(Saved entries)
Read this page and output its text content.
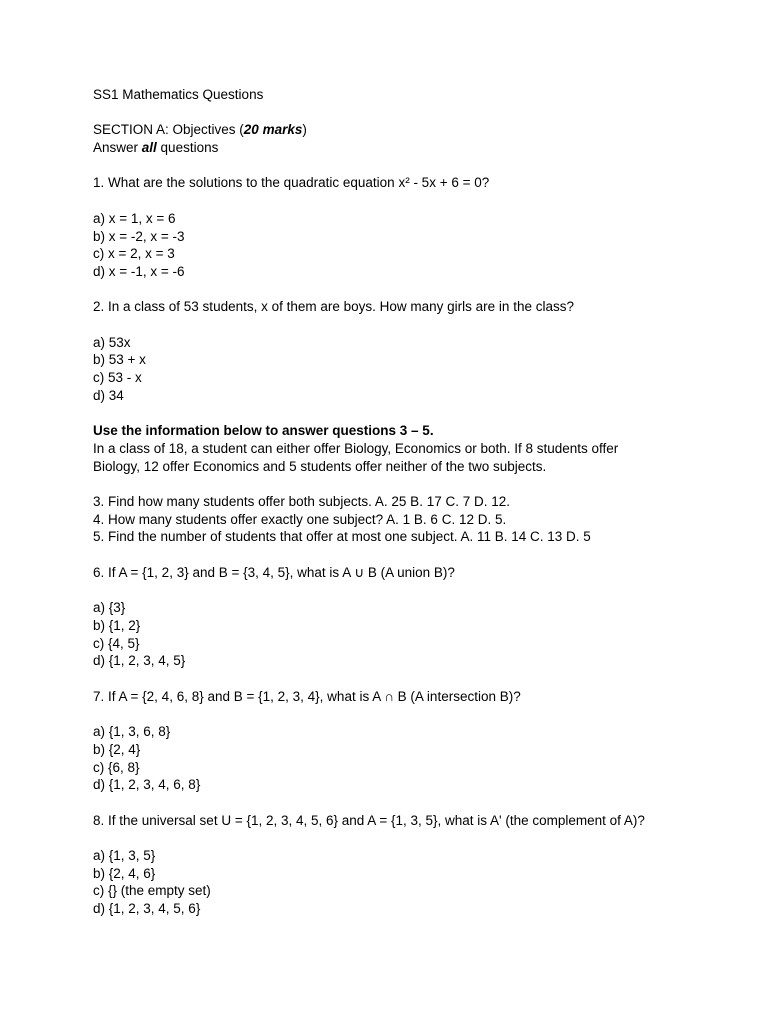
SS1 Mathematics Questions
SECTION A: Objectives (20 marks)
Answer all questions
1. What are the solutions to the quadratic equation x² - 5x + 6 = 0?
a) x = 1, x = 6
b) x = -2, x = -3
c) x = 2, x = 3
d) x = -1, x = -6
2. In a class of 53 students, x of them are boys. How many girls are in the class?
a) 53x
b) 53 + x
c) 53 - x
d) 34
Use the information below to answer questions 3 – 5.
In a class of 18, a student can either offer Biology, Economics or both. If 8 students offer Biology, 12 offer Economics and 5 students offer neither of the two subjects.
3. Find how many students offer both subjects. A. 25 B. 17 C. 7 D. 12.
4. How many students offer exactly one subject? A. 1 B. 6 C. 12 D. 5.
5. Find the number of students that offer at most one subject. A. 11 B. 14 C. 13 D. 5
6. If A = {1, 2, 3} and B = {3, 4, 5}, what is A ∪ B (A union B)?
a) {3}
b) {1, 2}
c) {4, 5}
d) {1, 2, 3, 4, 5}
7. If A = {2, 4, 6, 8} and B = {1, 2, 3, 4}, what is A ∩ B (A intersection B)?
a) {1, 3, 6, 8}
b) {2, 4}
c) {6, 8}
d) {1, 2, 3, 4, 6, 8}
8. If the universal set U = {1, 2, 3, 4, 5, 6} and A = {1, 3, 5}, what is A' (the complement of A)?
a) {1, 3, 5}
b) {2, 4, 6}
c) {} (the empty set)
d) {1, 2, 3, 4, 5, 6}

Problem requirements:
Say the number of lines in the listing that hold "class", with no added words.

Written answer:
2